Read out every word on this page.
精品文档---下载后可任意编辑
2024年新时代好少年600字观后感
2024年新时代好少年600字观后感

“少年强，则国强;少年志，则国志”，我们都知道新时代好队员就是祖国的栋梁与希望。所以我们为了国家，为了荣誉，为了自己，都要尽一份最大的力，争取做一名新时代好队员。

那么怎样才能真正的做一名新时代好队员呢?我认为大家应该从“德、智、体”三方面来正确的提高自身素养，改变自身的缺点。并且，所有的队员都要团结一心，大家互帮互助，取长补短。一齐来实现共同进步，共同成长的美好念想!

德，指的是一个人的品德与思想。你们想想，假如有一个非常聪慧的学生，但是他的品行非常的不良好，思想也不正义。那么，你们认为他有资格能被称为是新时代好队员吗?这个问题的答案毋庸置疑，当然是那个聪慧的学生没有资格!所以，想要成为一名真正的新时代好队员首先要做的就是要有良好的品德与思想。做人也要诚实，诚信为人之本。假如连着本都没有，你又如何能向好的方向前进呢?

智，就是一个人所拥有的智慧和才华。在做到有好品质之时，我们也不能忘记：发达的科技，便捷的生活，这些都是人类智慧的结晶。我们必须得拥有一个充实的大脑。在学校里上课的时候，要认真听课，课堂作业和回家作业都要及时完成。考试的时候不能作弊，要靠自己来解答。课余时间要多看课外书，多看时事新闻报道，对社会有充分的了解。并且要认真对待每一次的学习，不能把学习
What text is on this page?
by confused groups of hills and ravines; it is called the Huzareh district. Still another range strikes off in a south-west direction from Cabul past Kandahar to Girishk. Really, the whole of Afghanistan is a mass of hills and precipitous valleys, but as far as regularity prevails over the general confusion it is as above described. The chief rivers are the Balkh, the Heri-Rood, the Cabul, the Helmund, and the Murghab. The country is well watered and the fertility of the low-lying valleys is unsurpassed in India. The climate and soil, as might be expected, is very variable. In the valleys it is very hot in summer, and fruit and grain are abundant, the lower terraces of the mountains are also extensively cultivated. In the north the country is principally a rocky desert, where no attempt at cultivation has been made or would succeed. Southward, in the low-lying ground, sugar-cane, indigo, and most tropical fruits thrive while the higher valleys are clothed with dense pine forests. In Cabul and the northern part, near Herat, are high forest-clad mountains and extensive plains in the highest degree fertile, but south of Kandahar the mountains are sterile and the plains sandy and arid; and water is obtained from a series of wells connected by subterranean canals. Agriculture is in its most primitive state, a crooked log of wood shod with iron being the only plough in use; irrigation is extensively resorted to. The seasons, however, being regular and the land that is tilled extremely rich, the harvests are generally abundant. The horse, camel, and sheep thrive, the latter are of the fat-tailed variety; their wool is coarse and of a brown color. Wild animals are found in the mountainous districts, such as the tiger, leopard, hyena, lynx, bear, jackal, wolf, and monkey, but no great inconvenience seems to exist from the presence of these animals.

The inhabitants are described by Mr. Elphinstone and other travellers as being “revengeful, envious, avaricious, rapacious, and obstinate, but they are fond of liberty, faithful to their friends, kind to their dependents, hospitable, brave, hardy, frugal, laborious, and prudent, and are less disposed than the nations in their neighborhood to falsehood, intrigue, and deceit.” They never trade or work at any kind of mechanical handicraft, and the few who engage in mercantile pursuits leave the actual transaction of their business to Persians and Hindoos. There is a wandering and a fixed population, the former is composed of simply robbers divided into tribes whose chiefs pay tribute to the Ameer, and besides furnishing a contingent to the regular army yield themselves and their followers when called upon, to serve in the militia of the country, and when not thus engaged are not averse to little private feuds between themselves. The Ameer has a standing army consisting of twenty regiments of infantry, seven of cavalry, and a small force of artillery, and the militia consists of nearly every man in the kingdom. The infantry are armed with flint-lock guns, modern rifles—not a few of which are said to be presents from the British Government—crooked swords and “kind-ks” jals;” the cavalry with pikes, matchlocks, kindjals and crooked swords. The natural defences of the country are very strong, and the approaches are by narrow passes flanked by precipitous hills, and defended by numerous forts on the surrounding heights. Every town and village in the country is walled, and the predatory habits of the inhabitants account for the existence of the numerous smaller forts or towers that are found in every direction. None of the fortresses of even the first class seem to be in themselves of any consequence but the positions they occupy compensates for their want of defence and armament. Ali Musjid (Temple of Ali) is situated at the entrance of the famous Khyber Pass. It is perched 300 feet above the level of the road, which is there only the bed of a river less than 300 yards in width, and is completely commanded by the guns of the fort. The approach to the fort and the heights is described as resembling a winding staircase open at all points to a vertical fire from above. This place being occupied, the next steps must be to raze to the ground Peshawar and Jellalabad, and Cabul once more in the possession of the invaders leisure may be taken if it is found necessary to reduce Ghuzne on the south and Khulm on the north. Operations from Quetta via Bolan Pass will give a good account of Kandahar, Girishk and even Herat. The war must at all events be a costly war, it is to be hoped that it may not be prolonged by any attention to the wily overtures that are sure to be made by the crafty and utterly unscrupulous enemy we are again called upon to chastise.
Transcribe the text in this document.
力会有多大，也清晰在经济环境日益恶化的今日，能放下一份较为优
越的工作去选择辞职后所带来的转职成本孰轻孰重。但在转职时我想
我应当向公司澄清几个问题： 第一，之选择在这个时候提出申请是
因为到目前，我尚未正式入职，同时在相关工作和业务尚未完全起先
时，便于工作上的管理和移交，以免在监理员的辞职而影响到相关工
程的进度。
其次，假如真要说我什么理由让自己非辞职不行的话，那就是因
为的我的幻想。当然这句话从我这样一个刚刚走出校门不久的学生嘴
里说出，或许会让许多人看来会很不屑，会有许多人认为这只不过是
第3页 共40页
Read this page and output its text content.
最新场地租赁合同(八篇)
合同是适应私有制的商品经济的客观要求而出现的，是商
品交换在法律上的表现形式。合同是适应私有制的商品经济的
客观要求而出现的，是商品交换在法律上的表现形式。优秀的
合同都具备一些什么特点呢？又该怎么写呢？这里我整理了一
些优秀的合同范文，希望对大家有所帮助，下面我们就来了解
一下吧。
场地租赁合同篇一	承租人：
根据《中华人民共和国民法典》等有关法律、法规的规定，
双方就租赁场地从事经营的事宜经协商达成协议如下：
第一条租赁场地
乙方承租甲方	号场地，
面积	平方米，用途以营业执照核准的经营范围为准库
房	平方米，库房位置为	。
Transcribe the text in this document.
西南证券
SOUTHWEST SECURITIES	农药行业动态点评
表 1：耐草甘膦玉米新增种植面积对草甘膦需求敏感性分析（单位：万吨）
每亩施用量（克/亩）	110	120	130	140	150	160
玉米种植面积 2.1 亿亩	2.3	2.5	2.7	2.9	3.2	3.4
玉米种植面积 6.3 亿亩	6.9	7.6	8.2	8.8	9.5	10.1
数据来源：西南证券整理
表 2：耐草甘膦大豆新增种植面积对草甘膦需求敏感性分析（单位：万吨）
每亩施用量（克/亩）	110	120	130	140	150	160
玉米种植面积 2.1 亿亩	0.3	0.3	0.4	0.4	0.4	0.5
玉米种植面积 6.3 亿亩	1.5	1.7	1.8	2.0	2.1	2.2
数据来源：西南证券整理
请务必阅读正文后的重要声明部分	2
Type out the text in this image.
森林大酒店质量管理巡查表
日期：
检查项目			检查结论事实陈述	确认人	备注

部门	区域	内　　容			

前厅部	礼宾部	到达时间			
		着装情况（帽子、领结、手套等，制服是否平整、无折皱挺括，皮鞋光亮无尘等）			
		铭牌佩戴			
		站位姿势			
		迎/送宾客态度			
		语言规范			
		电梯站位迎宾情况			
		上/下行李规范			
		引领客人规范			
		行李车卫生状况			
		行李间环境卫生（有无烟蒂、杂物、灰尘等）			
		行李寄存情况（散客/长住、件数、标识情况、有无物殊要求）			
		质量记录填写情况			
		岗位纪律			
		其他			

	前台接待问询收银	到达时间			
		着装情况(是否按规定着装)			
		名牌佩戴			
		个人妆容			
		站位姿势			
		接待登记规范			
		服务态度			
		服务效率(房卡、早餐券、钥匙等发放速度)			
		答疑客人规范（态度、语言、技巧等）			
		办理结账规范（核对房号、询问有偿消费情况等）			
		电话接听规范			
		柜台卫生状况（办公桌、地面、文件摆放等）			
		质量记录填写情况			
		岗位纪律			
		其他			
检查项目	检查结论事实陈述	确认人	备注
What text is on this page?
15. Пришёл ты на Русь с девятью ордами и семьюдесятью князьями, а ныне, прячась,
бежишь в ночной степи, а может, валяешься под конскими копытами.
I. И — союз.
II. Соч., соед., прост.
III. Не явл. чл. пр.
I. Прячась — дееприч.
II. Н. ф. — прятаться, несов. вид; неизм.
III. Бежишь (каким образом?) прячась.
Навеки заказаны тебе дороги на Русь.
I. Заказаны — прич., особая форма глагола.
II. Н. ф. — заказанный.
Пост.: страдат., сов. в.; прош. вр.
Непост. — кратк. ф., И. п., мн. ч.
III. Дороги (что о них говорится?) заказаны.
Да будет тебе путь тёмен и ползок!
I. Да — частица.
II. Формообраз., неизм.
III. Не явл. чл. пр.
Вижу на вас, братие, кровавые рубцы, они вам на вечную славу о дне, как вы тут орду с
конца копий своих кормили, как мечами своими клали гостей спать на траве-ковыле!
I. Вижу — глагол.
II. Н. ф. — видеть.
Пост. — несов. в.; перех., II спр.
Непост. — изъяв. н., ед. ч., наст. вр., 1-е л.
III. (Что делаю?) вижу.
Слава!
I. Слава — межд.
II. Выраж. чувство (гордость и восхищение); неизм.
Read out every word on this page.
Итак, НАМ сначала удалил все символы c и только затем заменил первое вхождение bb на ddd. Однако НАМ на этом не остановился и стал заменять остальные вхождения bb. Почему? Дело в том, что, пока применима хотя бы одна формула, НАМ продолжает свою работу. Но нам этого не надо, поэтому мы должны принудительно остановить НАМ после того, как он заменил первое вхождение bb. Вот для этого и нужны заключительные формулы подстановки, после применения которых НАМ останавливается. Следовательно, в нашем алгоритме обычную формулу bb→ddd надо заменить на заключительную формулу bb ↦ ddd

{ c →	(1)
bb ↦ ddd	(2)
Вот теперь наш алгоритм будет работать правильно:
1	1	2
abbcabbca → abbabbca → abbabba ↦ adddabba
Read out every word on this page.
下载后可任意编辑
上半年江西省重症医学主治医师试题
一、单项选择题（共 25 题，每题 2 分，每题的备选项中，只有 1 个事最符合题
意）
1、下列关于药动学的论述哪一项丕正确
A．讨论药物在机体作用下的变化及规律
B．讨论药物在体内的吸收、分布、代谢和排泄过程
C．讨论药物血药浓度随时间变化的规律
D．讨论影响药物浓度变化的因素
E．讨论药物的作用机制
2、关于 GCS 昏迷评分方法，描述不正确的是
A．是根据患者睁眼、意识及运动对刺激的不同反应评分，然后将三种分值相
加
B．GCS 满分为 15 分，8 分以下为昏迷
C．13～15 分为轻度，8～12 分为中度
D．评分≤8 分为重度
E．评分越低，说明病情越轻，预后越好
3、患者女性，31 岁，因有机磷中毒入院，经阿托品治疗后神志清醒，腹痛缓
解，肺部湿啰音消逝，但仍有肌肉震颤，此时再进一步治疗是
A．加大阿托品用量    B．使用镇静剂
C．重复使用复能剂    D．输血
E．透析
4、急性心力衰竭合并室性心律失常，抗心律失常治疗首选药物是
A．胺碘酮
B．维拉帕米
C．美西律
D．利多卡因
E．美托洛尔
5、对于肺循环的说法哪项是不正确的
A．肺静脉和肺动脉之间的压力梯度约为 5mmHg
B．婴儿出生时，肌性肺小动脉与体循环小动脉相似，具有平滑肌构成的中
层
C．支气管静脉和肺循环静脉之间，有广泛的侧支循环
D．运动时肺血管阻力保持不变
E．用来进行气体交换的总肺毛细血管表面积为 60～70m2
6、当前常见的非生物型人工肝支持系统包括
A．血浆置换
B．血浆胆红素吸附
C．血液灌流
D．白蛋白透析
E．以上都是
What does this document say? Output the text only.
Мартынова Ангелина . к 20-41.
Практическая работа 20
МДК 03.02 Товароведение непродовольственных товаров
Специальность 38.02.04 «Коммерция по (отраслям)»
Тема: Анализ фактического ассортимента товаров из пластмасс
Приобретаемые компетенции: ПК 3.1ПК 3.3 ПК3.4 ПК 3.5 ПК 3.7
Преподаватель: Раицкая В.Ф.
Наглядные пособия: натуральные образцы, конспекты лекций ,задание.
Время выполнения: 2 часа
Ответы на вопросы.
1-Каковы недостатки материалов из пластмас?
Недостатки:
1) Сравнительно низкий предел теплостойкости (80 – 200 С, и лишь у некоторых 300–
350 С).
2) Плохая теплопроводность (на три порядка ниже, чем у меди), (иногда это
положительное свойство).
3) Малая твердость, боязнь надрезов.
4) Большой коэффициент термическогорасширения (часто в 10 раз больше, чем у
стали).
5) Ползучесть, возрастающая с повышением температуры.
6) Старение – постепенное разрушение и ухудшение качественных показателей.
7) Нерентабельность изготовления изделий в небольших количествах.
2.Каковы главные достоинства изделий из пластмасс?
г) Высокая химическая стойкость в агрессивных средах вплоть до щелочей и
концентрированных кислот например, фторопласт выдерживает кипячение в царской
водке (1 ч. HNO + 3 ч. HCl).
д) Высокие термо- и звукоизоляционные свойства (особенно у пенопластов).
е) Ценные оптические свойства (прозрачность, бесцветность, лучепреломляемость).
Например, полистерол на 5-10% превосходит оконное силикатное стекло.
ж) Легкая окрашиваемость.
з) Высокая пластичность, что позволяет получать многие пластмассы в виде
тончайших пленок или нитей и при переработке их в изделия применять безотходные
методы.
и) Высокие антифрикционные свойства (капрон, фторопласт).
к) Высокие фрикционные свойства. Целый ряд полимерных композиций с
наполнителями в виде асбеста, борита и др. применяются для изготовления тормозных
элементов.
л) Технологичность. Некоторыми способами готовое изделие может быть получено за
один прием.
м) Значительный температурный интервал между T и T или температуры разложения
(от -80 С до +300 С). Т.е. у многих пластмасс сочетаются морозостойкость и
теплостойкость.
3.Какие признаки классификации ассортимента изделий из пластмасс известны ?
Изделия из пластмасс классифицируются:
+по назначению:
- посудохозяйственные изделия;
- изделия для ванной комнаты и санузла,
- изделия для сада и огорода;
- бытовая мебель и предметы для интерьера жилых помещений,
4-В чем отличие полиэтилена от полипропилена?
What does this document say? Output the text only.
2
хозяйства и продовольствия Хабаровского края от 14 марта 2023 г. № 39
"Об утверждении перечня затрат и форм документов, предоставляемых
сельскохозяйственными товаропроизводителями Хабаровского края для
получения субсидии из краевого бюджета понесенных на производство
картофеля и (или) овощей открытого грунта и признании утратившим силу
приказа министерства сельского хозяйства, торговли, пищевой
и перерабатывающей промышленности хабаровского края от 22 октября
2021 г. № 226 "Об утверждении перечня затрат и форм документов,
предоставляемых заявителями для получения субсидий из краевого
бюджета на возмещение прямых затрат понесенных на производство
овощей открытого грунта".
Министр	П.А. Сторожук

## What to do
Only lines with the string "着装情况" belong in your answer; copy each one.

## Answer for the task
		着装情况（帽子、领结、手套等，制服是否平整、无折皱挺括，皮鞋光亮无尘等）			
		着装情况(是否按规定着装)			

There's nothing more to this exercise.